### Aim of the exercise
Express the data as a JSON list of strings, one string per line, beginning with the first line and stopping after the line that contains "back-button[interactable]: Back —". Leave out any blank lines.

### Data to use
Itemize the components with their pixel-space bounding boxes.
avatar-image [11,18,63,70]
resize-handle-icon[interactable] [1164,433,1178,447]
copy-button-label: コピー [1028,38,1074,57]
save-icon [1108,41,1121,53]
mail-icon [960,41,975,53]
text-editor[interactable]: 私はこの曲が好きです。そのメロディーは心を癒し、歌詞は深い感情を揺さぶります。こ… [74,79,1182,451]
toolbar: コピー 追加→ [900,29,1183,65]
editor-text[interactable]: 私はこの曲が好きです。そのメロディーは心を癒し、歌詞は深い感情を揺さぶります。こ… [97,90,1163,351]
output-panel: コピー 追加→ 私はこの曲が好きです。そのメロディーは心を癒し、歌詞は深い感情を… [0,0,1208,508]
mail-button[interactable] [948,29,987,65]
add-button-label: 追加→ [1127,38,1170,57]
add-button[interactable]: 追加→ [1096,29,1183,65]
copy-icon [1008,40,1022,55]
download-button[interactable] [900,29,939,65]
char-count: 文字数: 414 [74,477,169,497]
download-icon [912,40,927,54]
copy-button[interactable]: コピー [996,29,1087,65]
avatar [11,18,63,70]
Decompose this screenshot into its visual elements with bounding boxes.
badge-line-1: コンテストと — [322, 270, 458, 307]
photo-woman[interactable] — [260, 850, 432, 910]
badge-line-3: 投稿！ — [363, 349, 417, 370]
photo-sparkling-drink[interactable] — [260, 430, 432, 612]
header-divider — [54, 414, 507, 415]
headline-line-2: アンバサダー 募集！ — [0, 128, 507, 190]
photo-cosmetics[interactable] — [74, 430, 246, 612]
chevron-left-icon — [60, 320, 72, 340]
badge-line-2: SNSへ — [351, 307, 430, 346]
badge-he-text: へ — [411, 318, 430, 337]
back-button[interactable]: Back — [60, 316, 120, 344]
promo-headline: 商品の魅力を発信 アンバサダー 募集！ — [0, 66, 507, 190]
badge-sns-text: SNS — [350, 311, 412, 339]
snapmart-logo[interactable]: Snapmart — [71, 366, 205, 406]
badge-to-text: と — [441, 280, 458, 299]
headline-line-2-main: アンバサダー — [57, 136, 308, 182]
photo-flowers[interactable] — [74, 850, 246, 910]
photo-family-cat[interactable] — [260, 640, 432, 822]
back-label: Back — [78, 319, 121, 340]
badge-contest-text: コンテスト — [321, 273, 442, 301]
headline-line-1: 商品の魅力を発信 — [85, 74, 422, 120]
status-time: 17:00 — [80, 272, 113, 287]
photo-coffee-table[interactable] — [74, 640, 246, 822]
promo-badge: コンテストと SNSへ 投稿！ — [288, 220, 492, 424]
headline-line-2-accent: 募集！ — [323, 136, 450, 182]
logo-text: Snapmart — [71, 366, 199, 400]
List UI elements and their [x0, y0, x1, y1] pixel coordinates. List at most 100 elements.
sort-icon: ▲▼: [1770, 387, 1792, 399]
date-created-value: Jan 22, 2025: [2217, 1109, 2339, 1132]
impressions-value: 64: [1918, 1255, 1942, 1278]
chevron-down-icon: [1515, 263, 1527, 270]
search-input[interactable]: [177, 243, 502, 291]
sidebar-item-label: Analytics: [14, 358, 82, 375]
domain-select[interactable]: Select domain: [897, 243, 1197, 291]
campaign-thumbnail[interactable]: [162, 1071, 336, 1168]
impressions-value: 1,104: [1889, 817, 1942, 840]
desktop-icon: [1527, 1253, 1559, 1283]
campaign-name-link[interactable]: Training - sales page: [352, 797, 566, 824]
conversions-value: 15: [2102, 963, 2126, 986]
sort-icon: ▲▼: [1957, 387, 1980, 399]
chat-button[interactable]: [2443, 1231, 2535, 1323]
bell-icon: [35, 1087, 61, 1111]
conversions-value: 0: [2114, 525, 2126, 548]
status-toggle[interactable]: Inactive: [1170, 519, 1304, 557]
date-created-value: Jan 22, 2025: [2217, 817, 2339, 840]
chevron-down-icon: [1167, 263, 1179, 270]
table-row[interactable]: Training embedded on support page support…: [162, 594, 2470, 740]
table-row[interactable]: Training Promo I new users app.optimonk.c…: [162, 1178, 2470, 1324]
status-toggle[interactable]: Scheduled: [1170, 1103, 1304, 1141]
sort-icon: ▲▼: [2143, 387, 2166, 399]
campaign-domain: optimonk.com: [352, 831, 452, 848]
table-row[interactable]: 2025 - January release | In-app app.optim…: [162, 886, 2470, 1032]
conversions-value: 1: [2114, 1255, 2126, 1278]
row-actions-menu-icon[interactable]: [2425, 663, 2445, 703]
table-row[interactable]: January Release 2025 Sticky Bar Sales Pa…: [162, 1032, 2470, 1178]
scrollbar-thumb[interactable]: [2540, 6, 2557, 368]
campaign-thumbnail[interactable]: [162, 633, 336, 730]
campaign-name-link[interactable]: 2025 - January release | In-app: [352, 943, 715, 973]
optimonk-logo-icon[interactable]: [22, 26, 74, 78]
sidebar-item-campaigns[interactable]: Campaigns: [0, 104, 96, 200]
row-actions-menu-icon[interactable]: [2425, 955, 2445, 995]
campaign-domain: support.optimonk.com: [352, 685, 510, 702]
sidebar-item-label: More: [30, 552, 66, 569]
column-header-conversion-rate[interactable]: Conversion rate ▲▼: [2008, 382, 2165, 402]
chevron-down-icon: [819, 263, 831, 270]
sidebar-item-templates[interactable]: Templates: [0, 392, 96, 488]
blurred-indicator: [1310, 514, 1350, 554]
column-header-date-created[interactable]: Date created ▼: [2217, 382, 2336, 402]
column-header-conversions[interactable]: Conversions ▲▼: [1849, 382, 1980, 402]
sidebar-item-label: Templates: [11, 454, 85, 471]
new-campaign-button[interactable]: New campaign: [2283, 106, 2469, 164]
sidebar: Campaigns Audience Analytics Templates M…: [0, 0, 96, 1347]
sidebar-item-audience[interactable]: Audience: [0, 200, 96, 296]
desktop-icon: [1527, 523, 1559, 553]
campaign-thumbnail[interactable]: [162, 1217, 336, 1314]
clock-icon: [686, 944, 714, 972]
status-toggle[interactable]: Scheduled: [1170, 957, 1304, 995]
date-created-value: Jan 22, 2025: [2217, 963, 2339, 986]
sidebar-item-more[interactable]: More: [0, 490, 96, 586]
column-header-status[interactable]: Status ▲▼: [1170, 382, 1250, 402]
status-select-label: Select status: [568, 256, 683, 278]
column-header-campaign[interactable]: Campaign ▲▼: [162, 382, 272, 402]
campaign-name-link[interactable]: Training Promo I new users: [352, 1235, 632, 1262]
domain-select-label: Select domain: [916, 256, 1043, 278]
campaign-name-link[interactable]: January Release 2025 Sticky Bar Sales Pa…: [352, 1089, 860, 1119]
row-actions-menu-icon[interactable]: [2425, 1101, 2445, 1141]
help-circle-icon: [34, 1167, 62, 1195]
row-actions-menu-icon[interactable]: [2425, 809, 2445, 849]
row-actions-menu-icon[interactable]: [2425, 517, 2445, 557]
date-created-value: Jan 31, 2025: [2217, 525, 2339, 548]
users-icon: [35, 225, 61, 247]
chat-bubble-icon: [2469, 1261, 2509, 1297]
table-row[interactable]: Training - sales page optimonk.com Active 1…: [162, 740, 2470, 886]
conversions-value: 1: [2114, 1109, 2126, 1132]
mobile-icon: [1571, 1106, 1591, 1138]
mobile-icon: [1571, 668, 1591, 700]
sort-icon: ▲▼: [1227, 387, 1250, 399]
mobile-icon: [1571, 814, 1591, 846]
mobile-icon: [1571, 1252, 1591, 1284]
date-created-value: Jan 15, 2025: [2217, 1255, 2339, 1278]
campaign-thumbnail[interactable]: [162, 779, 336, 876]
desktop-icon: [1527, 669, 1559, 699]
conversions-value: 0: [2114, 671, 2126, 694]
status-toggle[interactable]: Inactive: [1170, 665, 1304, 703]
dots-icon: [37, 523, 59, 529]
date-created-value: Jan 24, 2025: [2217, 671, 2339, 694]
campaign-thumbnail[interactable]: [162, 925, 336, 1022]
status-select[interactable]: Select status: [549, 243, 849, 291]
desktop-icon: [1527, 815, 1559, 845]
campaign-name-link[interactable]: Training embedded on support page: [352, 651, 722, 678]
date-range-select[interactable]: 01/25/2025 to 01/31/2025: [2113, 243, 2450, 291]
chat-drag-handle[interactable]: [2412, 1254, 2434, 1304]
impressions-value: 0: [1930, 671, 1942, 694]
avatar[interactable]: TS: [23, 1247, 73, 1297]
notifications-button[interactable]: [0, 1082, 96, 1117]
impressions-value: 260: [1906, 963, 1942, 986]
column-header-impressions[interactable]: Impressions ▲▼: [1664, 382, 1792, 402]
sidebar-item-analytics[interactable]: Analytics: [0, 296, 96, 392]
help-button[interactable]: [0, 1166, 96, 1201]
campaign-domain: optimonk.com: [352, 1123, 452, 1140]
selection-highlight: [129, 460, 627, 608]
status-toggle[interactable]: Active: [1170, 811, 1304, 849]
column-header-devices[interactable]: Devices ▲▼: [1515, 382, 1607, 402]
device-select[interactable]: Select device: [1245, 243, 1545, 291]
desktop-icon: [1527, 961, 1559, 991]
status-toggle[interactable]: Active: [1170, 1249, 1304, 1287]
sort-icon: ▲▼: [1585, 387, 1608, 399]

### Result for this exercise
[
  "Itemize the components with their pixel-space bounding boxes.",
  "avatar-image [11,18,63,70]",
  "resize-handle-icon[interactable] [1164,433,1178,447]",
  "copy-button-label: コピー [1028,38,1074,57]",
  "save-icon [1108,41,1121,53]",
  "mail-icon [960,41,975,53]",
  "text-editor[interactable]: 私はこの曲が好きです。そのメロディーは心を癒し、歌詞は深い感情を揺さぶります。こ… [74,79,1182,451]",
  "toolbar: コピー 追加→ [900,29,1183,65]",
  "editor-text[interactable]: 私はこの曲が好きです。そのメロディーは心を癒し、歌詞は深い感情を揺さぶります。こ… [97,90,1163,351]",
  "output-panel: コピー 追加→ 私はこの曲が好きです。そのメロディーは心を癒し、歌詞は深い感情を… [0,0,1208,508]",
  "mail-button[interactable] [948,29,987,65]",
  "add-button-label: 追加→ [1127,38,1170,57]",
  "add-button[interactable]: 追加→ [1096,29,1183,65]",
  "copy-icon [1008,40,1022,55]",
  "download-button[interactable] [900,29,939,65]",
  "char-count: 文字数: 414 [74,477,169,497]",
  "download-icon [912,40,927,54]",
  "copy-button[interactable]: コピー [996,29,1087,65]",
  "avatar [11,18,63,70]",
  "Decompose this screenshot into its visual elements with bounding boxes.",
  "badge-line-1: コンテストと — [322, 270, 458, 307]",
  "photo-woman[interactable] — [260, 850, 432, 910]",
  "badge-line-3: 投稿！ — [363, 349, 417, 370]",
  "photo-sparkling-drink[interactable] — [260, 430, 432, 612]",
  "header-divider — [54, 414, 507, 415]",
  "headline-line-2: アンバサダー 募集！ — [0, 128, 507, 190]",
  "photo-cosmetics[interactable] — [74, 430, 246, 612]",
  "chevron-left-icon — [60, 320, 72, 340]",
  "badge-line-2: SNSへ — [351, 307, 430, 346]",
  "badge-he-text: へ — [411, 318, 430, 337]",
  "back-button[interactable]: Back — [60, 316, 120, 344]"
]